§ **Task directions**
From the entries below, list each line with "they".

§ **Data to process**
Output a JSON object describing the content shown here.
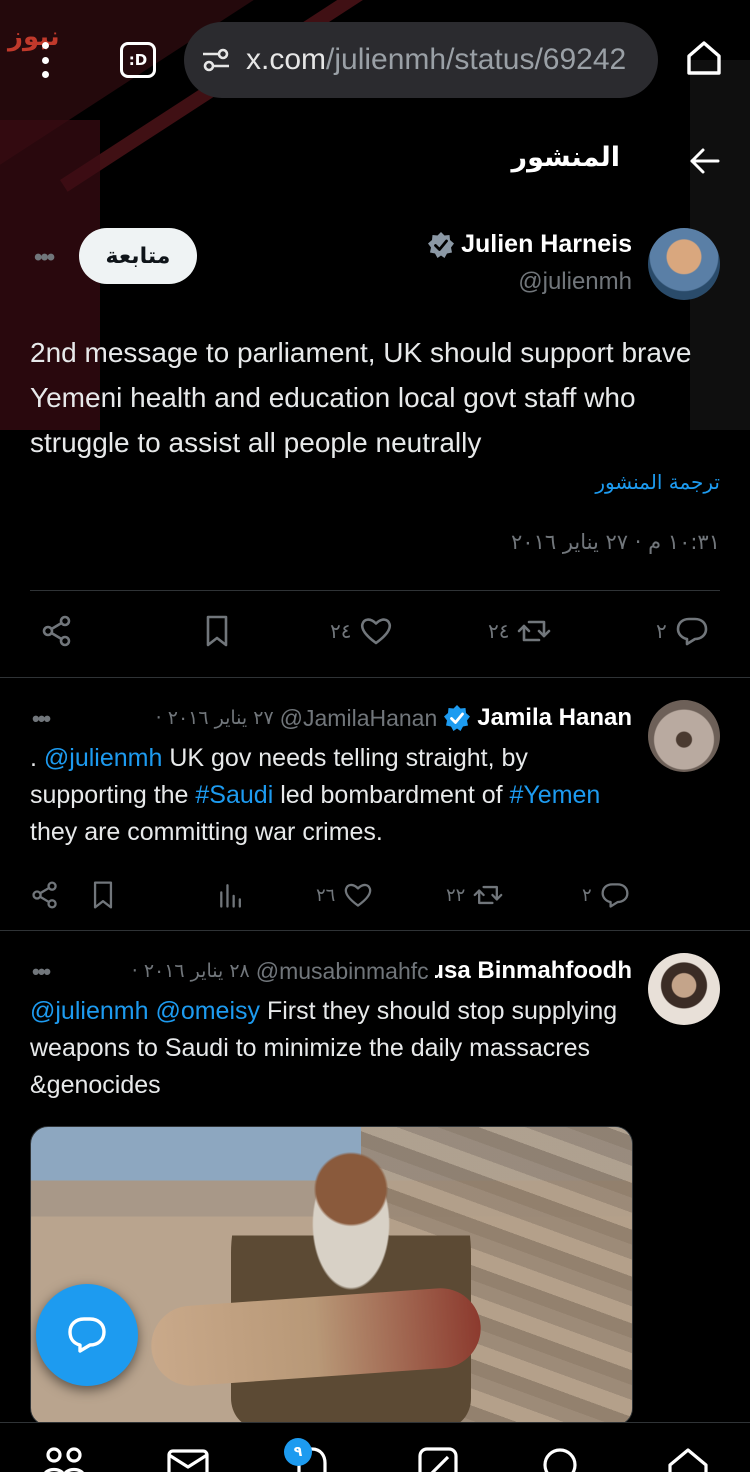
{
  "browser": {
    "logo_text": "نيوز",
    "tab_count": ":D",
    "url_main": "x.com",
    "url_path": "/julienmh/status/69242"
  },
  "header": {
    "title": "المنشور"
  },
  "main_tweet": {
    "author_name": "Julien Harneis",
    "handle": "@julienmh",
    "follow_label": "متابعة",
    "more_label": "•••",
    "text": "2nd message to parliament, UK should support brave Yemeni health and education local govt staff who struggle to assist all  people neutrally",
    "translate_label": "ترجمة المنشور",
    "timestamp": "١٠:٣١ م · ٢٧ يناير ٢٠١٦",
    "replies": "٢",
    "reposts": "٢٤",
    "likes": "٢٤"
  },
  "replies": [
    {
      "name": "Jamila Hanan",
      "handle": "@JamilaHanan",
      "date": "· ٢٧ يناير ٢٠١٦",
      "more_label": "•••",
      "text_prefix": ". ",
      "mention": "@julienmh",
      "text_1": " UK gov needs telling straight, by supporting the ",
      "hashtag_1": "#Saudi",
      "text_2": " led bombardment of ",
      "hashtag_2": "#Yemen",
      "text_3": " they are committing war crimes.",
      "replies": "٢",
      "reposts": "٢٢",
      "likes": "٢٦"
    },
    {
      "name": "ɹsa Binmahfoodh",
      "handle": "@musabinmahfc",
      "date": "· ٢٨ يناير ٢٠١٦",
      "more_label": "•••",
      "mention_1": "@julienmh",
      "mention_2": "@omeisy",
      "text": " First they should stop supplying weapons to Saudi to minimize the daily massacres &genocides"
    }
  ],
  "bottom_nav": {
    "notification_badge": "٩"
  },
  "colors": {
    "accent": "#1d9bf0",
    "background": "#000000",
    "muted": "#71767b"
  }
}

§ **Result of this task**
      "text_3": " they are committing war crimes.",
      "text": " First they should stop supplying weapons to Saudi to minimize the daily massacres &genocides"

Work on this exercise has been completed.